* begin Dataset records *
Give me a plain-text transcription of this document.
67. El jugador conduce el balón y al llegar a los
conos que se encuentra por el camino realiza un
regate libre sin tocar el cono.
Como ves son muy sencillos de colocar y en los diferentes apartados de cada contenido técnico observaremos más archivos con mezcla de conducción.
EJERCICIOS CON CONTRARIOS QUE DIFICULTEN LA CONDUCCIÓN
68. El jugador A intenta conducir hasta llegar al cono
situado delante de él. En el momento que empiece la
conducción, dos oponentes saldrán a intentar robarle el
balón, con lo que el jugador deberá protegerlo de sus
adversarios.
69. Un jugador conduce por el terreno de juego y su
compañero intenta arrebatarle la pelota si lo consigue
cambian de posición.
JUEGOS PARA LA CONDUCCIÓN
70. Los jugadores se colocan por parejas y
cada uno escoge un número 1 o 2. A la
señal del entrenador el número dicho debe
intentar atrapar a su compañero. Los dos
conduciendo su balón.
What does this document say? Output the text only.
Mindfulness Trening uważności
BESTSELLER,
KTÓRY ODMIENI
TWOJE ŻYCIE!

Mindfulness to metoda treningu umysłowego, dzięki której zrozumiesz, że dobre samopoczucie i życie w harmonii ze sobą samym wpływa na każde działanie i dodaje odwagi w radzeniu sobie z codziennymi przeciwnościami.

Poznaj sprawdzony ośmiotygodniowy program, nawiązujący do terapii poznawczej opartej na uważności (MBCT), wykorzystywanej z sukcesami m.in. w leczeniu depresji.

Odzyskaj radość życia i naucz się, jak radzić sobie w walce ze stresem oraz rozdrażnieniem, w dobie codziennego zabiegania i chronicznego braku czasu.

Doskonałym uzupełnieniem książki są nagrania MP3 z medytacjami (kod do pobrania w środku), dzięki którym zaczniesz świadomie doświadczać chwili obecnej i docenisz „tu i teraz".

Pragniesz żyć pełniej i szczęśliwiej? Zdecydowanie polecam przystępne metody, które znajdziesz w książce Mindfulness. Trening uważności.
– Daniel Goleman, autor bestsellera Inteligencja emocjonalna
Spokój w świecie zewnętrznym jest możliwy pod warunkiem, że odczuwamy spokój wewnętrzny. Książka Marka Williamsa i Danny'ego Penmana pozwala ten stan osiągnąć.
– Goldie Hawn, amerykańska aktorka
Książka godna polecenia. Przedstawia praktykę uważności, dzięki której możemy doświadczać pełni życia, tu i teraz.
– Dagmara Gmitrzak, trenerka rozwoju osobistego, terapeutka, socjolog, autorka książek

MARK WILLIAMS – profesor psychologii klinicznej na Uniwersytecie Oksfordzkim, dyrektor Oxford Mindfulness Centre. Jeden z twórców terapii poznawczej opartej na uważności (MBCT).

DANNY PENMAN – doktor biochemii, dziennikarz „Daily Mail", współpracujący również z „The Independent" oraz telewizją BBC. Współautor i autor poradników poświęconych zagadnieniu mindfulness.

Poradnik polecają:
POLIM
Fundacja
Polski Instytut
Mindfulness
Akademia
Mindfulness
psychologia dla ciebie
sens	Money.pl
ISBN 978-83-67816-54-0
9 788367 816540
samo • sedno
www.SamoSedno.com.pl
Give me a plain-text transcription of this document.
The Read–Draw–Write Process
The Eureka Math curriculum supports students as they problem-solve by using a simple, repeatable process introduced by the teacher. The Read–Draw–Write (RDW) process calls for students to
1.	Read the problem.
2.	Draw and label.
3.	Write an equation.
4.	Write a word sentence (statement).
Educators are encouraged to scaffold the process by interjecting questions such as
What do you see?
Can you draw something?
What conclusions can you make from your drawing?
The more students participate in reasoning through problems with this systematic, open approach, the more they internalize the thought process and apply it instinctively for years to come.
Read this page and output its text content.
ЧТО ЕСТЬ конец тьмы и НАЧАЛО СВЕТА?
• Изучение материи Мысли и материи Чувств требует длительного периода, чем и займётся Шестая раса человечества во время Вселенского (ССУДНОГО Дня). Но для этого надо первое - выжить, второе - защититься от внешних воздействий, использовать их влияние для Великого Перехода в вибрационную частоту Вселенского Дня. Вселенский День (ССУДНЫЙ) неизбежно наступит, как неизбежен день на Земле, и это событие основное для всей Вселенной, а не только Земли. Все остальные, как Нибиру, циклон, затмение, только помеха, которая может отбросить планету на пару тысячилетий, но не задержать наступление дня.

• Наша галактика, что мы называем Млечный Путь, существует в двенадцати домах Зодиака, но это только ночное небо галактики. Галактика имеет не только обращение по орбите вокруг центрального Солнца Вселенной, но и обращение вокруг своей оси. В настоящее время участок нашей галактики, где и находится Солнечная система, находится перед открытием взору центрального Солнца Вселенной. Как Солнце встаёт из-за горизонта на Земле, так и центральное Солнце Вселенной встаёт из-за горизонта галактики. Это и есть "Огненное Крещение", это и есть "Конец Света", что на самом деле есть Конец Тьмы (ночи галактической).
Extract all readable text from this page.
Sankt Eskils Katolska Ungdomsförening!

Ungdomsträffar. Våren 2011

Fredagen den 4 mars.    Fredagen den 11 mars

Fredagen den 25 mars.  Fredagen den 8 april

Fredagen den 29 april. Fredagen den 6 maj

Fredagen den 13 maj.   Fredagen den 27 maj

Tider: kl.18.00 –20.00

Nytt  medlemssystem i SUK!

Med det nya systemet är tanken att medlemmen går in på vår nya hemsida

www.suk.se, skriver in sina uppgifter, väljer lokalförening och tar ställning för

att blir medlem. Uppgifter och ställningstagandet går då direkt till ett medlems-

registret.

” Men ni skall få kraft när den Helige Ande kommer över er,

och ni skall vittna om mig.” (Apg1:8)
* end Dataset records *
Aim:
Look through the entries above for the word "What". Copy every line where it shows up.

Correct result:
What does this document say? Output the text only.
What do you see?
What conclusions can you make from your drawing?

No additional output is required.